▶ [Work to be completed]
Identify, in the records below, every line where the string "JSON" appears, and copy each such line.

▶ [Dataset items]
▬▬▬▬▬▬▬▬▬▬
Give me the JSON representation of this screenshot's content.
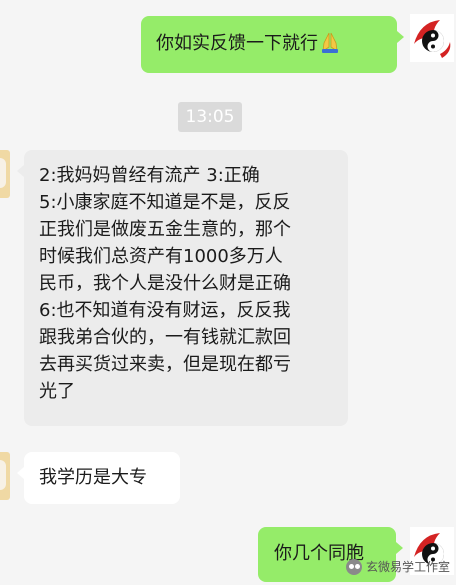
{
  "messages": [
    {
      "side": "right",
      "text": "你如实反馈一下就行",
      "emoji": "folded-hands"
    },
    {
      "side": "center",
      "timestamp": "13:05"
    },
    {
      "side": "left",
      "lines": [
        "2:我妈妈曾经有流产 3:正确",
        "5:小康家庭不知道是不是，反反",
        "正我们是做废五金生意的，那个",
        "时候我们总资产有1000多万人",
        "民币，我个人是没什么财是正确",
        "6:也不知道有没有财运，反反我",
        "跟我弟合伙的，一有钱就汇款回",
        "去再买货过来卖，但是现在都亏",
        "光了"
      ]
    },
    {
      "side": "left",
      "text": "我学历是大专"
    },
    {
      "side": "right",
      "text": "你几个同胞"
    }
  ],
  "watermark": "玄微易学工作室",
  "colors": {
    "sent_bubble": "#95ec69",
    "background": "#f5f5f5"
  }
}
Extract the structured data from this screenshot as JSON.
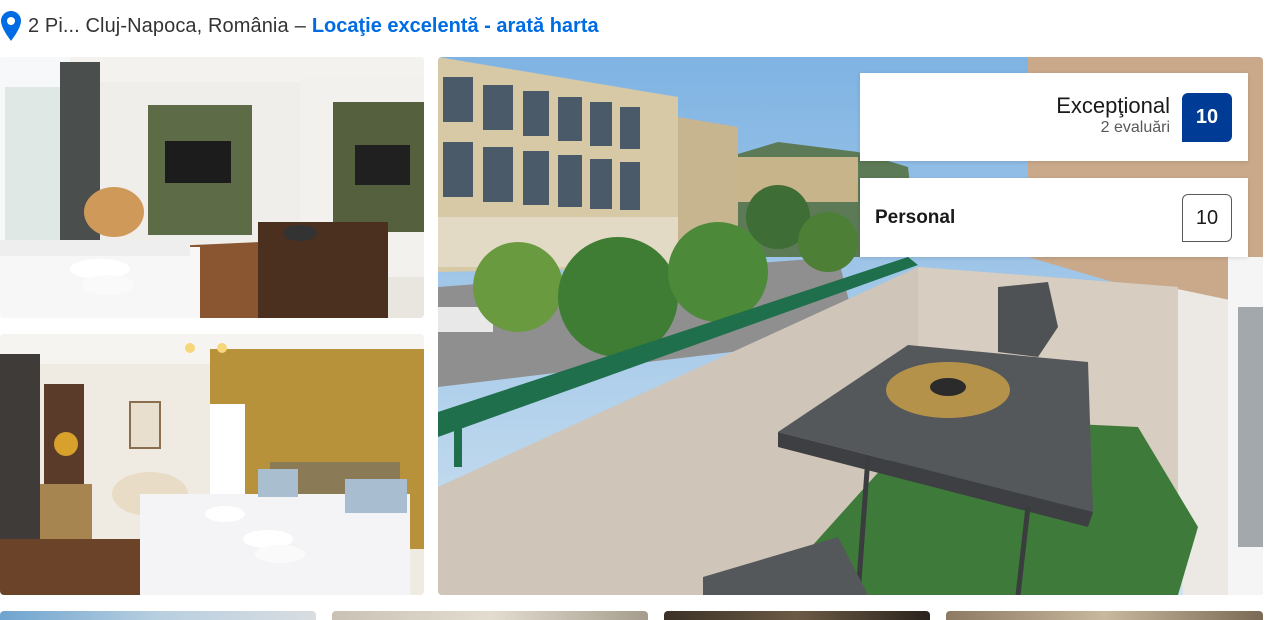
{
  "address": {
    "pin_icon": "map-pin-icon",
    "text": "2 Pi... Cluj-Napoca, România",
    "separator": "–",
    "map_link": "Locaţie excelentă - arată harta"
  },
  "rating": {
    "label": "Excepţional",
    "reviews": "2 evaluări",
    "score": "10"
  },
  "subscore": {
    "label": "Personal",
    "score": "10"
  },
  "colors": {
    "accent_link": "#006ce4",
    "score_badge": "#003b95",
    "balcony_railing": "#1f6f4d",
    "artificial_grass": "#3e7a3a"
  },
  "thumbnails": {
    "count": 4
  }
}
▬▬▬▬▬▬▬▬▬▬
▶ [Exercise response]
Give me the JSON representation of this screenshot's content.
Extract the structured data from this screenshot as JSON.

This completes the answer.